Pictures excluded, copy word for word the lines from the one holding "Transcribe the text in this document." through the last line below.

━━ Task material

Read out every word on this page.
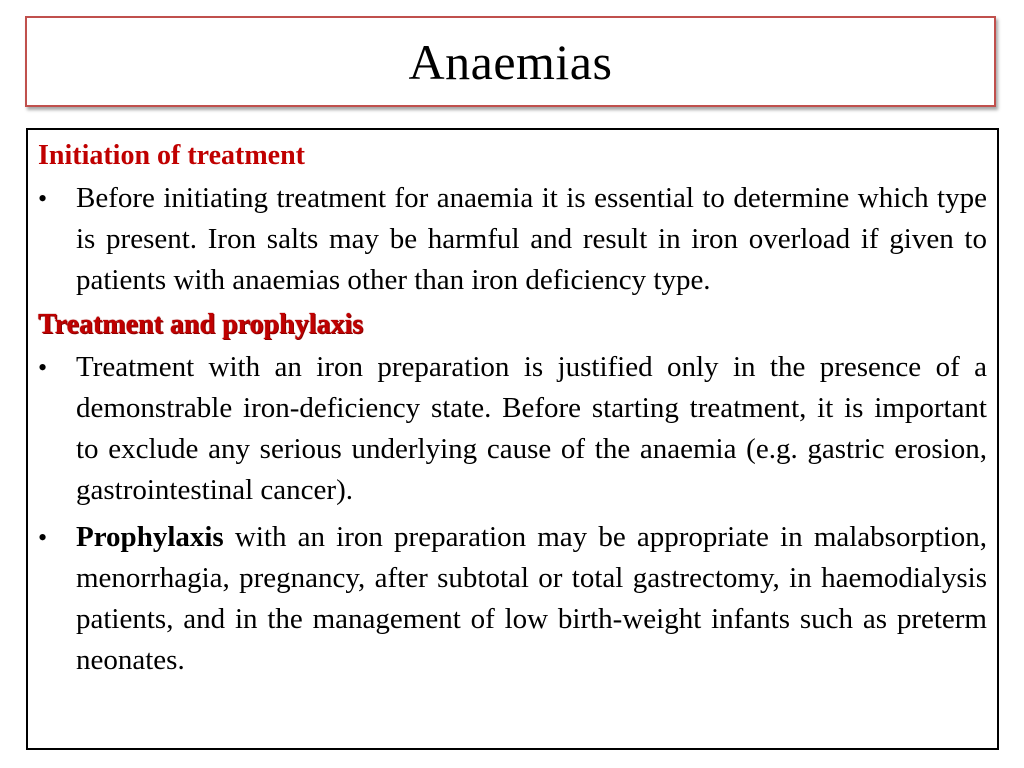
Anaemias
Initiation of treatment
• Before initiating treatment for anaemia it is essential to determine which type is present. Iron salts may be harmful and result in iron overload if given to patients with anaemias other than iron deficiency type.
Treatment and prophylaxis
• Treatment with an iron preparation is justified only in the presence of a demonstrable iron-deficiency state. Before starting treatment, it is important to exclude any serious underlying cause of the anaemia (e.g. gastric erosion, gastrointestinal cancer).
• Prophylaxis with an iron preparation may be appropriate in malabsorption, menorrhagia, pregnancy, after subtotal or total gastrectomy, in haemodialysis patients, and in the management of low birth-weight infants such as preterm neonates.
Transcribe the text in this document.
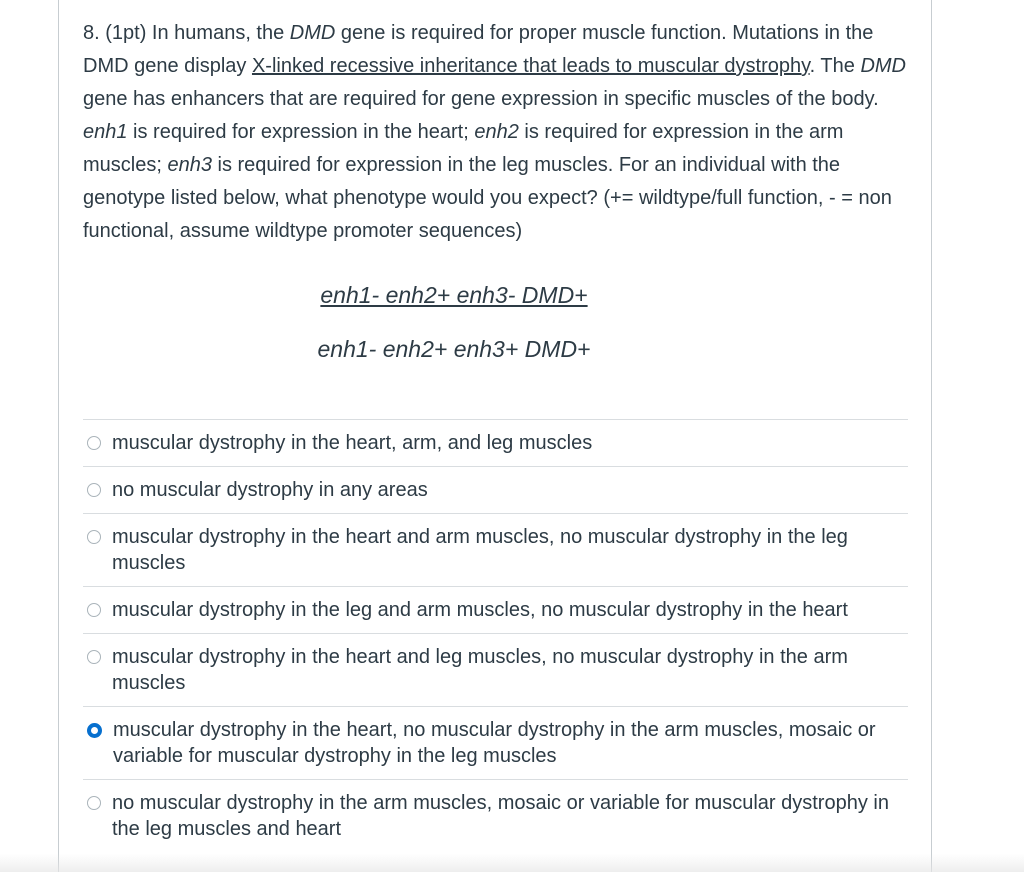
8. (1pt) In humans, the DMD gene is required for proper muscle function. Mutations in the DMD gene display X-linked recessive inheritance that leads to muscular dystrophy. The DMD gene has enhancers that are required for gene expression in specific muscles of the body. enh1 is required for expression in the heart; enh2 is required for expression in the arm muscles; enh3 is required for expression in the leg muscles. For an individual with the genotype listed below, what phenotype would you expect? (+= wildtype/full function, - = non functional, assume wildtype promoter sequences)

enh1- enh2+ enh3- DMD+
enh1- enh2+ enh3+ DMD+
muscular dystrophy in the heart, arm, and leg muscles
no muscular dystrophy in any areas
muscular dystrophy in the heart and arm muscles, no muscular dystrophy in the leg muscles
muscular dystrophy in the leg and arm muscles, no muscular dystrophy in the heart
muscular dystrophy in the heart and leg muscles, no muscular dystrophy in the arm muscles
muscular dystrophy in the heart, no muscular dystrophy in the arm muscles, mosaic or variable for muscular dystrophy in the leg muscles
no muscular dystrophy in the arm muscles, mosaic or variable for muscular dystrophy in the leg muscles and heart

━━━━

* **Completed task**:
Transcribe the text in this document.
8. (1pt) In humans, the DMD gene is required for proper muscle function. Mutations in the DMD gene display X-linked recessive inheritance that leads to muscular dystrophy. The DMD gene has enhancers that are required for gene expression in specific muscles of the body. enh1 is required for expression in the heart; enh2 is required for expression in the arm muscles; enh3 is required for expression in the leg muscles. For an individual with the genotype listed below, what phenotype would you expect? (+= wildtype/full function, - = non functional, assume wildtype promoter sequences)

enh1- enh2+ enh3- DMD+
enh1- enh2+ enh3+ DMD+
muscular dystrophy in the heart, arm, and leg muscles
no muscular dystrophy in any areas
muscular dystrophy in the heart and arm muscles, no muscular dystrophy in the leg muscles
muscular dystrophy in the leg and arm muscles, no muscular dystrophy in the heart
muscular dystrophy in the heart and leg muscles, no muscular dystrophy in the arm muscles
muscular dystrophy in the heart, no muscular dystrophy in the arm muscles, mosaic or variable for muscular dystrophy in the leg muscles
no muscular dystrophy in the arm muscles, mosaic or variable for muscular dystrophy in the leg muscles and heart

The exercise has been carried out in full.